(Rows from a figure dataset)
* * *

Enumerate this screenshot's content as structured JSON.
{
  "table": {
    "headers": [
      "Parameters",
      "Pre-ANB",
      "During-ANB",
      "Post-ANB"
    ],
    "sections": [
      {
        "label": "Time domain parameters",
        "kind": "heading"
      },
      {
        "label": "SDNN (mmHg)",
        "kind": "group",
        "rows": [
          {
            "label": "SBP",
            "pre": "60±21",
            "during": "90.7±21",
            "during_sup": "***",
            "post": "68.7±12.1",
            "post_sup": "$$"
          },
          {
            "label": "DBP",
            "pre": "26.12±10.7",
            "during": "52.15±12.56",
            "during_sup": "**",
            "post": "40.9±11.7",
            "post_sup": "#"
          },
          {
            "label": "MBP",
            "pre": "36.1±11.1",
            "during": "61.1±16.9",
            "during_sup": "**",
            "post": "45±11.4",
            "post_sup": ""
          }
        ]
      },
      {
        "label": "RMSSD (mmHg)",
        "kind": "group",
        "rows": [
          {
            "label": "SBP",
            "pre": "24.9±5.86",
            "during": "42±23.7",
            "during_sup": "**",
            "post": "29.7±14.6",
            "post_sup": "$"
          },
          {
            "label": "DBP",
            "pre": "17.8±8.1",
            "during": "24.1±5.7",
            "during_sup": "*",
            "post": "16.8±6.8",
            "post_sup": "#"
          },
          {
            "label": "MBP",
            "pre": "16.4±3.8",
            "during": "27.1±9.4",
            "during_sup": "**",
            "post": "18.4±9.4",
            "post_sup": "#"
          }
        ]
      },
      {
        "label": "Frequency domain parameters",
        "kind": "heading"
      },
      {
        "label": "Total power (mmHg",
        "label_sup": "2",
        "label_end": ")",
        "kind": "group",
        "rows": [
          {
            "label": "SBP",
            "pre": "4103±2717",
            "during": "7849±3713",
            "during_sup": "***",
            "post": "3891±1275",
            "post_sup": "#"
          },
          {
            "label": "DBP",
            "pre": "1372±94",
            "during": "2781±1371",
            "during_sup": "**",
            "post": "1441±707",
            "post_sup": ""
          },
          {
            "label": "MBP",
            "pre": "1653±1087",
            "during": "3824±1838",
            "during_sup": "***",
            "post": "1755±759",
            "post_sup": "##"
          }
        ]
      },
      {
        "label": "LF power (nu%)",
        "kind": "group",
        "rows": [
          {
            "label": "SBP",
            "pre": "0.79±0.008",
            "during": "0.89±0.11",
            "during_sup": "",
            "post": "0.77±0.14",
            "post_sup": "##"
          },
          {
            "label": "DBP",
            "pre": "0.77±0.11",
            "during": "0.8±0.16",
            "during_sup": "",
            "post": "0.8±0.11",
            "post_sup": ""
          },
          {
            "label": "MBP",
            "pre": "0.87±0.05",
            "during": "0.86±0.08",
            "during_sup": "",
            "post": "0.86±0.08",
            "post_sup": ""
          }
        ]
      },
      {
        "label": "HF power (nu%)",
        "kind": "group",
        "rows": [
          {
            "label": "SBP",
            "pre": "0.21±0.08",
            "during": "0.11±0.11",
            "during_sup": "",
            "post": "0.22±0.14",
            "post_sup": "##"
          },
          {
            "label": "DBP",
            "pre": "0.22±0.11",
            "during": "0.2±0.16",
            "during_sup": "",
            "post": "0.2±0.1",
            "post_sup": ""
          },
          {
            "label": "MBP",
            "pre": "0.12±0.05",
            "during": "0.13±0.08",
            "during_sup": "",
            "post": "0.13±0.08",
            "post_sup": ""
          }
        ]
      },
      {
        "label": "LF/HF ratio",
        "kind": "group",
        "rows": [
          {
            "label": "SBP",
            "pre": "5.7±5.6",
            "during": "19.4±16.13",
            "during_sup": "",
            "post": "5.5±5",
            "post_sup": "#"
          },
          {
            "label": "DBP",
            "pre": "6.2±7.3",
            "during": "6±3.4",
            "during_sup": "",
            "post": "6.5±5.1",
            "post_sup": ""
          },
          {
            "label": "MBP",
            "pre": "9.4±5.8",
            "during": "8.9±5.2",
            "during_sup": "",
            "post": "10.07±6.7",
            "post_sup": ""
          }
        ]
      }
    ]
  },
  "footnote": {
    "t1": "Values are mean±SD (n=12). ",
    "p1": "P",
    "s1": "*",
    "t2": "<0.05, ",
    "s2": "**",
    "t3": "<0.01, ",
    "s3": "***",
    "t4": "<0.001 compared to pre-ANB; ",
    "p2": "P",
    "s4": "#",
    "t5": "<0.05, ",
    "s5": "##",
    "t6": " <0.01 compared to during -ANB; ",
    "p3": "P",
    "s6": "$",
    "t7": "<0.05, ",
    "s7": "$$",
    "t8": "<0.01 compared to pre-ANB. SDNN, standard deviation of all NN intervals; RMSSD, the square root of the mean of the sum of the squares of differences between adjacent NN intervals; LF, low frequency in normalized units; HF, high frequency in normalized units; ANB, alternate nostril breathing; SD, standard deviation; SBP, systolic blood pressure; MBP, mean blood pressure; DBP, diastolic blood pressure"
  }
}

* * *

• **BRIEF**
Give back the whole listing, word for word.

• **RESULT OF THE TASK**
Enumerate this screenshot's content as structured JSON.
{
  "table": {
    "headers": [
      "Parameters",
      "Pre-ANB",
      "During-ANB",
      "Post-ANB"
    ],
    "sections": [
      {
        "label": "Time domain parameters",
        "kind": "heading"
      },
      {
        "label": "SDNN (mmHg)",
        "kind": "group",
        "rows": [
          {
            "label": "SBP",
            "pre": "60±21",
            "during": "90.7±21",
            "during_sup": "***",
            "post": "68.7±12.1",
            "post_sup": "$$"
          },
          {
            "label": "DBP",
            "pre": "26.12±10.7",
            "during": "52.15±12.56",
            "during_sup": "**",
            "post": "40.9±11.7",
            "post_sup": "#"
          },
          {
            "label": "MBP",
            "pre": "36.1±11.1",
            "during": "61.1±16.9",
            "during_sup": "**",
            "post": "45±11.4",
            "post_sup": ""
          }
        ]
      },
      {
        "label": "RMSSD (mmHg)",
        "kind": "group",
        "rows": [
          {
            "label": "SBP",
            "pre": "24.9±5.86",
            "during": "42±23.7",
            "during_sup": "**",
            "post": "29.7±14.6",
            "post_sup": "$"
          },
          {
            "label": "DBP",
            "pre": "17.8±8.1",
            "during": "24.1±5.7",
            "during_sup": "*",
            "post": "16.8±6.8",
            "post_sup": "#"
          },
          {
            "label": "MBP",
            "pre": "16.4±3.8",
            "during": "27.1±9.4",
            "during_sup": "**",
            "post": "18.4±9.4",
            "post_sup": "#"
          }
        ]
      },
      {
        "label": "Frequency domain parameters",
        "kind": "heading"
      },
      {
        "label": "Total power (mmHg",
        "label_sup": "2",
        "label_end": ")",
        "kind": "group",
        "rows": [
          {
            "label": "SBP",
            "pre": "4103±2717",
            "during": "7849±3713",
            "during_sup": "***",
            "post": "3891±1275",
            "post_sup": "#"
          },
          {
            "label": "DBP",
            "pre": "1372±94",
            "during": "2781±1371",
            "during_sup": "**",
            "post": "1441±707",
            "post_sup": ""
          },
          {
            "label": "MBP",
            "pre": "1653±1087",
            "during": "3824±1838",
            "during_sup": "***",
            "post": "1755±759",
            "post_sup": "##"
          }
        ]
      },
      {
        "label": "LF power (nu%)",
        "kind": "group",
        "rows": [
          {
            "label": "SBP",
            "pre": "0.79±0.008",
            "during": "0.89±0.11",
            "during_sup": "",
            "post": "0.77±0.14",
            "post_sup": "##"
          },
          {
            "label": "DBP",
            "pre": "0.77±0.11",
            "during": "0.8±0.16",
            "during_sup": "",
            "post": "0.8±0.11",
            "post_sup": ""
          },
          {
            "label": "MBP",
            "pre": "0.87±0.05",
            "during": "0.86±0.08",
            "during_sup": "",
            "post": "0.86±0.08",
            "post_sup": ""
          }
        ]
      },
      {
        "label": "HF power (nu%)",
        "kind": "group",
        "rows": [
          {
            "label": "SBP",
            "pre": "0.21±0.08",
            "during": "0.11±0.11",
            "during_sup": "",
            "post": "0.22±0.14",
            "post_sup": "##"
          },
          {
            "label": "DBP",
            "pre": "0.22±0.11",
            "during": "0.2±0.16",
            "during_sup": "",
            "post": "0.2±0.1",
            "post_sup": ""
          },
          {
            "label": "MBP",
            "pre": "0.12±0.05",
            "during": "0.13±0.08",
            "during_sup": "",
            "post": "0.13±0.08",
            "post_sup": ""
          }
        ]
      },
      {
        "label": "LF/HF ratio",
        "kind": "group",
        "rows": [
          {
            "label": "SBP",
            "pre": "5.7±5.6",
            "during": "19.4±16.13",
            "during_sup": "",
            "post": "5.5±5",
            "post_sup": "#"
          },
          {
            "label": "DBP",
            "pre": "6.2±7.3",
            "during": "6±3.4",
            "during_sup": "",
            "post": "6.5±5.1",
            "post_sup": ""
          },
          {
            "label": "MBP",
            "pre": "9.4±5.8",
            "during": "8.9±5.2",
            "during_sup": "",
            "post": "10.07±6.7",
            "post_sup": ""
          }
        ]
      }
    ]
  },
  "footnote": {
    "t1": "Values are mean±SD (n=12). ",
    "p1": "P",
    "s1": "*",
    "t2": "<0.05, ",
    "s2": "**",
    "t3": "<0.01, ",
    "s3": "***",
    "t4": "<0.001 compared to pre-ANB; ",
    "p2": "P",
    "s4": "#",
    "t5": "<0.05, ",
    "s5": "##",
    "t6": " <0.01 compared to during -ANB; ",
    "p3": "P",
    "s6": "$",
    "t7": "<0.05, ",
    "s7": "$$",
    "t8": "<0.01 compared to pre-ANB. SDNN, standard deviation of all NN intervals; RMSSD, the square root of the mean of the sum of the squares of differences between adjacent NN intervals; LF, low frequency in normalized units; HF, high frequency in normalized units; ANB, alternate nostril breathing; SD, standard deviation; SBP, systolic blood pressure; MBP, mean blood pressure; DBP, diastolic blood pressure"
  }
}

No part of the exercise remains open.